**Description of the task:** Using the data below, repeat all of it precisely.

— START Records shown —

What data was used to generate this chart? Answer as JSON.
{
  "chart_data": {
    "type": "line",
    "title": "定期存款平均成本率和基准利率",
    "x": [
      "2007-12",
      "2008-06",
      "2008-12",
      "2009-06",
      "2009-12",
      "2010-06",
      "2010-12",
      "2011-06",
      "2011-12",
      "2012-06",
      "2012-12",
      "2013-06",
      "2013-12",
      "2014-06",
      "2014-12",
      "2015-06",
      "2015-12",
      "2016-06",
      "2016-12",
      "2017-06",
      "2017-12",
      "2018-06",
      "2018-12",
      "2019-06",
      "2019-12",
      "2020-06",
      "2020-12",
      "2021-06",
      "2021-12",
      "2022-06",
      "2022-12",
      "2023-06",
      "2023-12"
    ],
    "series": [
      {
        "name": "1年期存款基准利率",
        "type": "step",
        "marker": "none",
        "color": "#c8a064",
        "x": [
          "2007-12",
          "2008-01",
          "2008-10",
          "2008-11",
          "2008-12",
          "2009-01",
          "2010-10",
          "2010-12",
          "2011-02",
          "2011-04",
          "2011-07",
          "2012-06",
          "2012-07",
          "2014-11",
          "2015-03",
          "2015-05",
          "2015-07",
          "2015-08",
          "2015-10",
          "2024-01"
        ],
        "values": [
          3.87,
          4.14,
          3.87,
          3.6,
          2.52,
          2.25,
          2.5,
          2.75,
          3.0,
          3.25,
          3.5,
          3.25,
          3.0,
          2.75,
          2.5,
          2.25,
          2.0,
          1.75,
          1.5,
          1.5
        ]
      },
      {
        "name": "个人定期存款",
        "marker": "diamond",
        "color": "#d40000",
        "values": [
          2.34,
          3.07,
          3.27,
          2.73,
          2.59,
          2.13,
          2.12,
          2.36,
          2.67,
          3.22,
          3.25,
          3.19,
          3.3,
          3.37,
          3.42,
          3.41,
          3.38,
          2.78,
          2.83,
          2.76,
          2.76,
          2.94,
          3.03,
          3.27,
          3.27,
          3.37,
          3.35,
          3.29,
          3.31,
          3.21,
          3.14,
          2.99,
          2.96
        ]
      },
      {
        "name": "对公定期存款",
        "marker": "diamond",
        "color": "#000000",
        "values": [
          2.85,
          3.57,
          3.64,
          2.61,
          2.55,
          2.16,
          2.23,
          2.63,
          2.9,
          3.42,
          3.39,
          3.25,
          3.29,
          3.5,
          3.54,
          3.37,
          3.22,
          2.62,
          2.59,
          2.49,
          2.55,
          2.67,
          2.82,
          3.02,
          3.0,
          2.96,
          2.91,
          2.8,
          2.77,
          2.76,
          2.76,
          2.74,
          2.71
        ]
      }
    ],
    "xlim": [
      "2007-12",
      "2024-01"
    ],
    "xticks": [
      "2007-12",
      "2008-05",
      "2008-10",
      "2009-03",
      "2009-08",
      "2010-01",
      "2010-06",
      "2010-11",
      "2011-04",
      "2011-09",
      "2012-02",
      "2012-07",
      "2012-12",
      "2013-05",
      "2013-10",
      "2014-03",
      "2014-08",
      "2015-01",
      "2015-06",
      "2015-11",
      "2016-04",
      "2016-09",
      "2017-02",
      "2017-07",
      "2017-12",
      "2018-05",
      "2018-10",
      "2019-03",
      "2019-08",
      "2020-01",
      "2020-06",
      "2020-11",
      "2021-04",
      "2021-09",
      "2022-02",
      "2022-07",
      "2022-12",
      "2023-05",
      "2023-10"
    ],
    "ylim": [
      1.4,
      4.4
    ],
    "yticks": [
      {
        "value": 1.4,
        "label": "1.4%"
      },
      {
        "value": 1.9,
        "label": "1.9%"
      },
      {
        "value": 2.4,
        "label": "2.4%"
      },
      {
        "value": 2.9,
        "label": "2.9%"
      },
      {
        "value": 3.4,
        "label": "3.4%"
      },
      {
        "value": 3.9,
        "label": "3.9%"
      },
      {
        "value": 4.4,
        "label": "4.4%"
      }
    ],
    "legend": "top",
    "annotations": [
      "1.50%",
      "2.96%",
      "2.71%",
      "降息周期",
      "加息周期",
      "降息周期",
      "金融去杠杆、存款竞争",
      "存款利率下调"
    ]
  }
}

— END Records shown —

**Task response:**
What data was used to generate this chart? Answer as JSON.
{
  "chart_data": {
    "type": "line",
    "title": "定期存款平均成本率和基准利率",
    "x": [
      "2007-12",
      "2008-06",
      "2008-12",
      "2009-06",
      "2009-12",
      "2010-06",
      "2010-12",
      "2011-06",
      "2011-12",
      "2012-06",
      "2012-12",
      "2013-06",
      "2013-12",
      "2014-06",
      "2014-12",
      "2015-06",
      "2015-12",
      "2016-06",
      "2016-12",
      "2017-06",
      "2017-12",
      "2018-06",
      "2018-12",
      "2019-06",
      "2019-12",
      "2020-06",
      "2020-12",
      "2021-06",
      "2021-12",
      "2022-06",
      "2022-12",
      "2023-06",
      "2023-12"
    ],
    "series": [
      {
        "name": "1年期存款基准利率",
        "type": "step",
        "marker": "none",
        "color": "#c8a064",
        "x": [
          "2007-12",
          "2008-01",
          "2008-10",
          "2008-11",
          "2008-12",
          "2009-01",
          "2010-10",
          "2010-12",
          "2011-02",
          "2011-04",
          "2011-07",
          "2012-06",
          "2012-07",
          "2014-11",
          "2015-03",
          "2015-05",
          "2015-07",
          "2015-08",
          "2015-10",
          "2024-01"
        ],
        "values": [
          3.87,
          4.14,
          3.87,
          3.6,
          2.52,
          2.25,
          2.5,
          2.75,
          3.0,
          3.25,
          3.5,
          3.25,
          3.0,
          2.75,
          2.5,
          2.25,
          2.0,
          1.75,
          1.5,
          1.5
        ]
      },
      {
        "name": "个人定期存款",
        "marker": "diamond",
        "color": "#d40000",
        "values": [
          2.34,
          3.07,
          3.27,
          2.73,
          2.59,
          2.13,
          2.12,
          2.36,
          2.67,
          3.22,
          3.25,
          3.19,
          3.3,
          3.37,
          3.42,
          3.41,
          3.38,
          2.78,
          2.83,
          2.76,
          2.76,
          2.94,
          3.03,
          3.27,
          3.27,
          3.37,
          3.35,
          3.29,
          3.31,
          3.21,
          3.14,
          2.99,
          2.96
        ]
      },
      {
        "name": "对公定期存款",
        "marker": "diamond",
        "color": "#000000",
        "values": [
          2.85,
          3.57,
          3.64,
          2.61,
          2.55,
          2.16,
          2.23,
          2.63,
          2.9,
          3.42,
          3.39,
          3.25,
          3.29,
          3.5,
          3.54,
          3.37,
          3.22,
          2.62,
          2.59,
          2.49,
          2.55,
          2.67,
          2.82,
          3.02,
          3.0,
          2.96,
          2.91,
          2.8,
          2.77,
          2.76,
          2.76,
          2.74,
          2.71
        ]
      }
    ],
    "xlim": [
      "2007-12",
      "2024-01"
    ],
    "xticks": [
      "2007-12",
      "2008-05",
      "2008-10",
      "2009-03",
      "2009-08",
      "2010-01",
      "2010-06",
      "2010-11",
      "2011-04",
      "2011-09",
      "2012-02",
      "2012-07",
      "2012-12",
      "2013-05",
      "2013-10",
      "2014-03",
      "2014-08",
      "2015-01",
      "2015-06",
      "2015-11",
      "2016-04",
      "2016-09",
      "2017-02",
      "2017-07",
      "2017-12",
      "2018-05",
      "2018-10",
      "2019-03",
      "2019-08",
      "2020-01",
      "2020-06",
      "2020-11",
      "2021-04",
      "2021-09",
      "2022-02",
      "2022-07",
      "2022-12",
      "2023-05",
      "2023-10"
    ],
    "ylim": [
      1.4,
      4.4
    ],
    "yticks": [
      {
        "value": 1.4,
        "label": "1.4%"
      },
      {
        "value": 1.9,
        "label": "1.9%"
      },
      {
        "value": 2.4,
        "label": "2.4%"
      },
      {
        "value": 2.9,
        "label": "2.9%"
      },
      {
        "value": 3.4,
        "label": "3.4%"
      },
      {
        "value": 3.9,
        "label": "3.9%"
      },
      {
        "value": 4.4,
        "label": "4.4%"
      }
    ],
    "legend": "top",
    "annotations": [
      "1.50%",
      "2.96%",
      "2.71%",
      "降息周期",
      "加息周期",
      "降息周期",
      "金融去杠杆、存款竞争",
      "存款利率下调"
    ]
  }
}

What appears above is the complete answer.